EXERCISE TASK: Search the data below for the word "уполномоченного" and copy each line that holds it.

DATASET RECORDS:
--------------------

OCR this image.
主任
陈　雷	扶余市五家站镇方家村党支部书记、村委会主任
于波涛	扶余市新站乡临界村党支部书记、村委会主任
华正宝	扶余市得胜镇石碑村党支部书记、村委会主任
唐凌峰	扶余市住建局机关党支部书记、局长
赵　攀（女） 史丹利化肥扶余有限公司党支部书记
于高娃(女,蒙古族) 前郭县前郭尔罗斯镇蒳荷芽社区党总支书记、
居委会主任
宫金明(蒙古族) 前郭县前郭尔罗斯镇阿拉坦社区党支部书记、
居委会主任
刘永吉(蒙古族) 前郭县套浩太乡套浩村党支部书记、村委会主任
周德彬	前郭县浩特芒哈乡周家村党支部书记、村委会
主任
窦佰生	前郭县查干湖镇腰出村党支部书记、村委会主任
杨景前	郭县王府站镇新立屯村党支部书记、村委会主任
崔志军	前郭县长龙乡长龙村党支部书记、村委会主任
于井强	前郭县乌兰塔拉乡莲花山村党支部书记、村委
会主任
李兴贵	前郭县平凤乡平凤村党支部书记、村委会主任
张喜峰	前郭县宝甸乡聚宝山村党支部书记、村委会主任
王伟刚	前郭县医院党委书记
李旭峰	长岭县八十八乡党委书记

--------------------

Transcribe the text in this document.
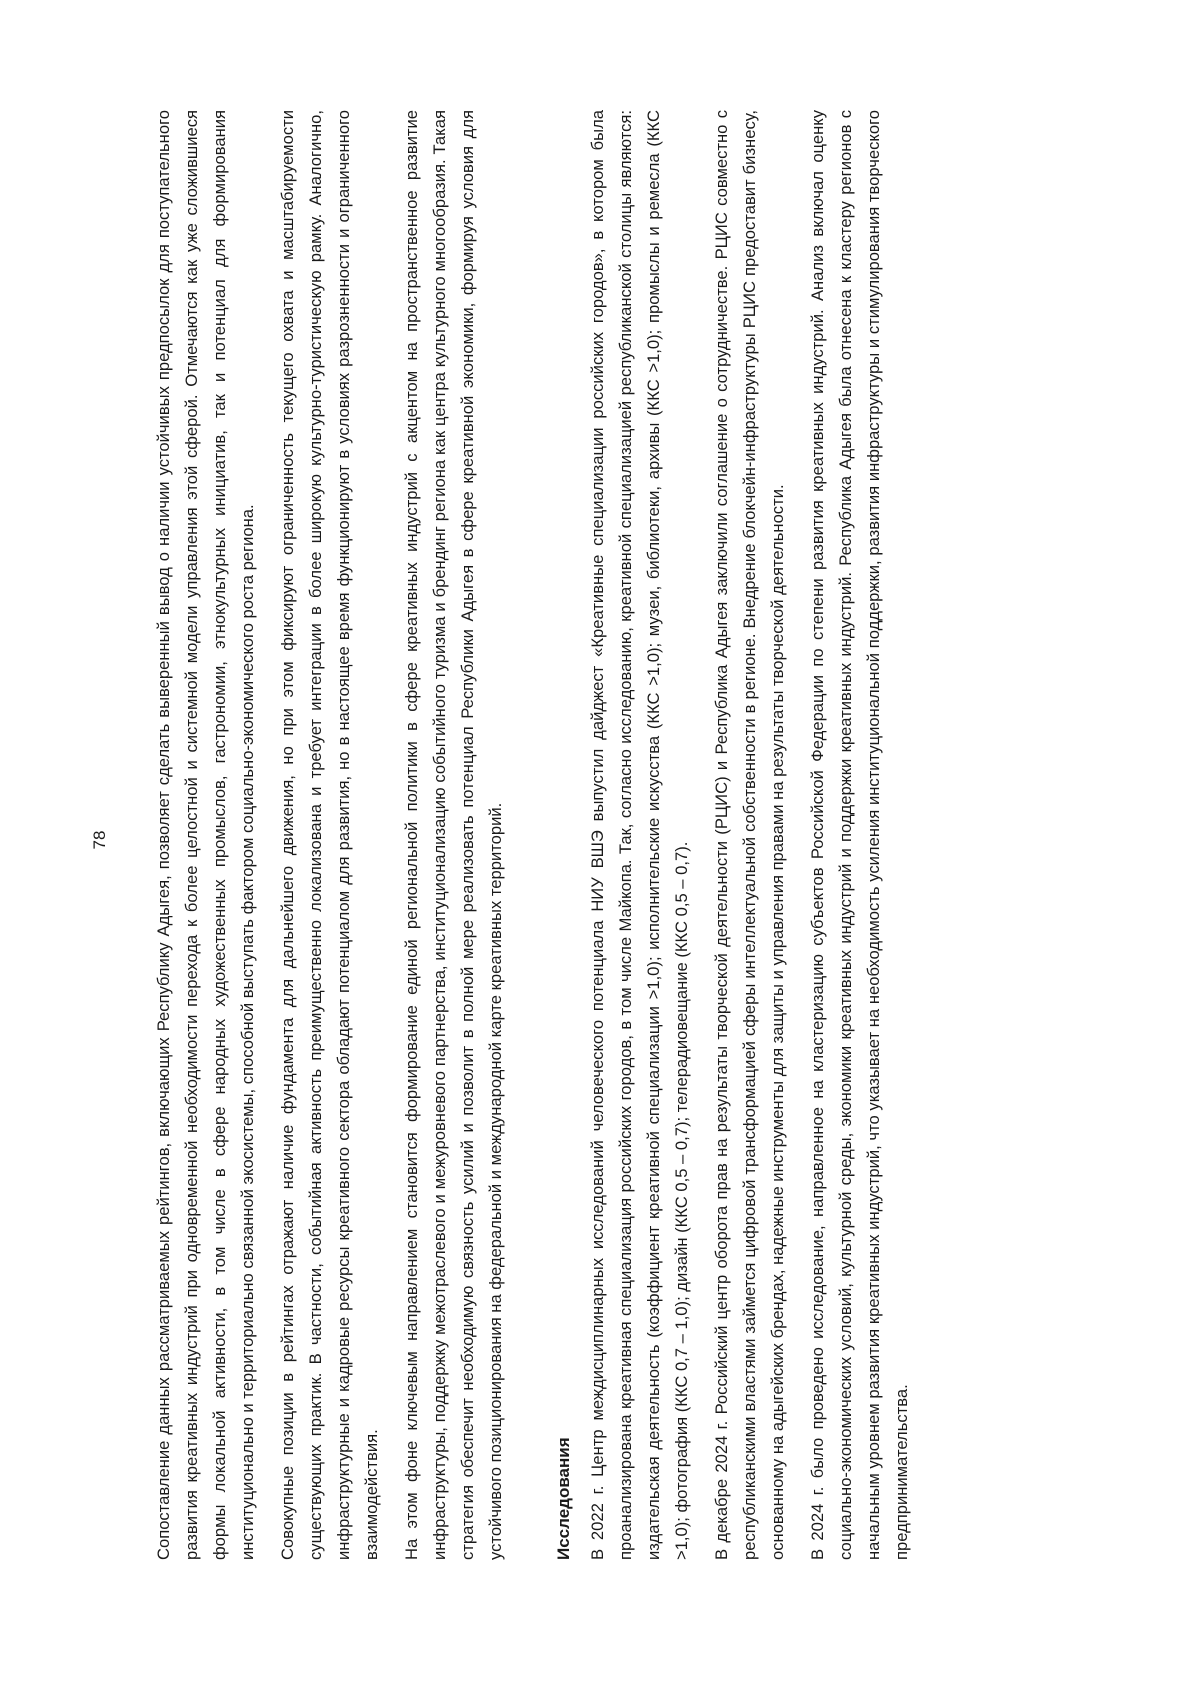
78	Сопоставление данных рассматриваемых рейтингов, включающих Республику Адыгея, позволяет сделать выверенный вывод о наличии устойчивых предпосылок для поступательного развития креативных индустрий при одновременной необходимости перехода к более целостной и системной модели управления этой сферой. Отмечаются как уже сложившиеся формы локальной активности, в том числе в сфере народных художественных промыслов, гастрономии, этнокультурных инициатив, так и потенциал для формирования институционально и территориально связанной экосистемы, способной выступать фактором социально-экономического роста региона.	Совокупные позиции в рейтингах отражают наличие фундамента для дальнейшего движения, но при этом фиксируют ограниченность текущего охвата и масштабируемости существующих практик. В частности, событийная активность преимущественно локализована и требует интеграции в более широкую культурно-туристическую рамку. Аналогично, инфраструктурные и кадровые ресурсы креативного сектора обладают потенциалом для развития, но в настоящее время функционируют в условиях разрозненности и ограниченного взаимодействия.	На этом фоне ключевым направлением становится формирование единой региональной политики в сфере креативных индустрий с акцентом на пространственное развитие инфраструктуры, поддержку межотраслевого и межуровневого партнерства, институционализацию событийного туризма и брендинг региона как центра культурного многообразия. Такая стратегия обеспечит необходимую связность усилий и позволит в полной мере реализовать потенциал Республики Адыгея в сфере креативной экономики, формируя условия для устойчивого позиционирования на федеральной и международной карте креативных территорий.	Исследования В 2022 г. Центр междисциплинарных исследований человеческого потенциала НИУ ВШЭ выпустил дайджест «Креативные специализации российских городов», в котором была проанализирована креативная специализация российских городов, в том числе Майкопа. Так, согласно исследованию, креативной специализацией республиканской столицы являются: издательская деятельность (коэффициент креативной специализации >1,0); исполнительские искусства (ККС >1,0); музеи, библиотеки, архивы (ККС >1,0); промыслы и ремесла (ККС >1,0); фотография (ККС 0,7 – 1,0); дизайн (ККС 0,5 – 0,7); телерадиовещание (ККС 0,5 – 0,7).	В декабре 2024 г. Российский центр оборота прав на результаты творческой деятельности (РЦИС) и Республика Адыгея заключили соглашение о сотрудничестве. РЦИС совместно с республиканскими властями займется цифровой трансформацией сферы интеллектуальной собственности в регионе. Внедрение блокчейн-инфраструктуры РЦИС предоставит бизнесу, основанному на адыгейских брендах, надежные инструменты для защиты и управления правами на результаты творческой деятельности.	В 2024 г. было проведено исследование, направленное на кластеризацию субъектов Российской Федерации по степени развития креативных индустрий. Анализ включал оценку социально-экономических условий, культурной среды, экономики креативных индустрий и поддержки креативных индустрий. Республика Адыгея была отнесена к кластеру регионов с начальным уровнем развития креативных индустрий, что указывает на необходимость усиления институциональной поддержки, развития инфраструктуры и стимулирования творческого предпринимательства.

--------------------

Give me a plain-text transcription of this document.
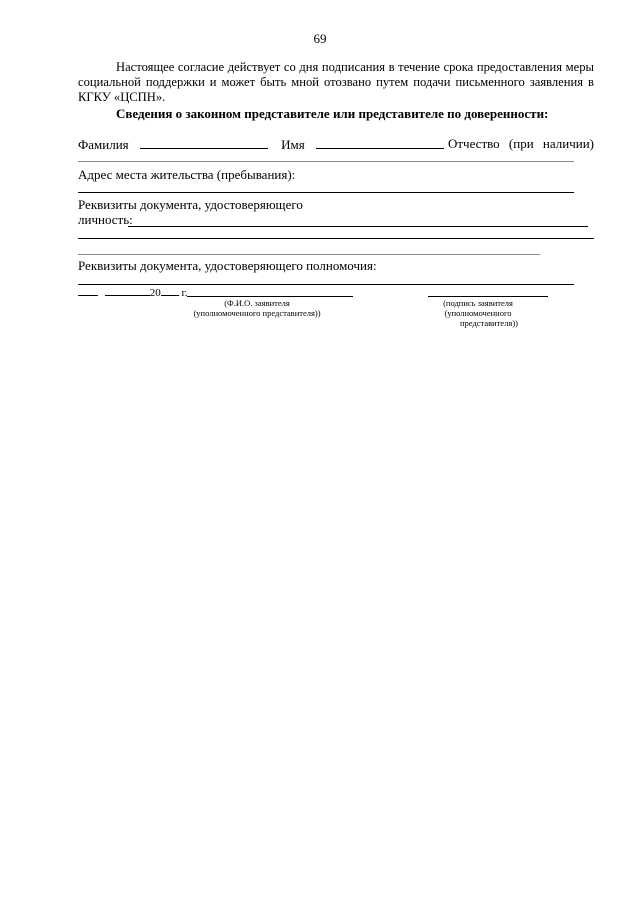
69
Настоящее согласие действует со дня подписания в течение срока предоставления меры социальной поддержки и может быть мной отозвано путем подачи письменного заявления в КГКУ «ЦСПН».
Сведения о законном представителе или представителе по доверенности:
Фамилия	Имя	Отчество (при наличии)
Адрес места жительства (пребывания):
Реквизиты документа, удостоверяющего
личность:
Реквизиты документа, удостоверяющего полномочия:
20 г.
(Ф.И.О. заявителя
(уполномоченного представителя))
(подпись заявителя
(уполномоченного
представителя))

--------------------

SOLUTION TO THIS TASK:
(уполномоченного представителя))
(уполномоченного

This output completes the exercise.